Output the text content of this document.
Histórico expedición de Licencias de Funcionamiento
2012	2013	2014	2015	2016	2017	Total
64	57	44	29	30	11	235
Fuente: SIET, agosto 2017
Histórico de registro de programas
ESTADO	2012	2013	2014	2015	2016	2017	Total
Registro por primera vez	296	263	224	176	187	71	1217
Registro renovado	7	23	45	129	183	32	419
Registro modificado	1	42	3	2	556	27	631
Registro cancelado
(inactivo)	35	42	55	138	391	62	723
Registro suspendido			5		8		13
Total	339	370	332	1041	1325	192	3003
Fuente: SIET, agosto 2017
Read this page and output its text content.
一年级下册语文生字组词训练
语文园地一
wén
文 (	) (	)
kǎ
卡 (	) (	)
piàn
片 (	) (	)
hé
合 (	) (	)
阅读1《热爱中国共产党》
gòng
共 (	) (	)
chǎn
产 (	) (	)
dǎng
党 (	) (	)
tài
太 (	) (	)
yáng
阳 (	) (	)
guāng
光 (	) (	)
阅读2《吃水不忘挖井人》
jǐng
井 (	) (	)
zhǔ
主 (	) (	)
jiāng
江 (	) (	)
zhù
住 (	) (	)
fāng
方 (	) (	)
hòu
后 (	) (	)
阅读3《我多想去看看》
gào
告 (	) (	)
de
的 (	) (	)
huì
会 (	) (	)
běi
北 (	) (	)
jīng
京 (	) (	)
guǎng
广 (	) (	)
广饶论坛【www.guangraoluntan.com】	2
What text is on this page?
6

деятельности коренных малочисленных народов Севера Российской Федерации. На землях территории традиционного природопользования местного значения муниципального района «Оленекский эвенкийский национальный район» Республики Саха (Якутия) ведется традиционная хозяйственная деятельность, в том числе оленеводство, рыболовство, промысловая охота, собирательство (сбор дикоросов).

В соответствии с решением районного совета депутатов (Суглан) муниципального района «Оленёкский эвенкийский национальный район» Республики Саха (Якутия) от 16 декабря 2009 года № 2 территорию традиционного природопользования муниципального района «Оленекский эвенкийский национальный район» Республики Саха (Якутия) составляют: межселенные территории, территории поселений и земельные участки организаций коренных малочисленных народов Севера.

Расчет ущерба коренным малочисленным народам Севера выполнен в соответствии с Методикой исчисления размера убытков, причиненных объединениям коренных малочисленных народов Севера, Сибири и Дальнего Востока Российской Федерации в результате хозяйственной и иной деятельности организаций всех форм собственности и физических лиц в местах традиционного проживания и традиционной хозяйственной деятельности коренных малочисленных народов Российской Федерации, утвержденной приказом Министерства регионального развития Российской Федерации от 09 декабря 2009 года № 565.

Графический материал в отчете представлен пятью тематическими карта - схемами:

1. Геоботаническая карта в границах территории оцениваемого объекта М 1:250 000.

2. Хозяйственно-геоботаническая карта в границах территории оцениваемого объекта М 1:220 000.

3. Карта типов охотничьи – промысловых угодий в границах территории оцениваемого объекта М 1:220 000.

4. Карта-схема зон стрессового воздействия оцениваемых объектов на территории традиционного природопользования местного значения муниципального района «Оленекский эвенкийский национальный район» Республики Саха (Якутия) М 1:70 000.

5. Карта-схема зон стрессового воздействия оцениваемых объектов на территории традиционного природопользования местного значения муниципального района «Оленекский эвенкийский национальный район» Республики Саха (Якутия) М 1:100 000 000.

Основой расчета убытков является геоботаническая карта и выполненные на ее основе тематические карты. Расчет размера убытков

####################

• Work to do: Find every line that holds "Histórico" and copy it.

• Reply:
Histórico expedición de Licencias de Funcionamiento
Histórico de registro de programas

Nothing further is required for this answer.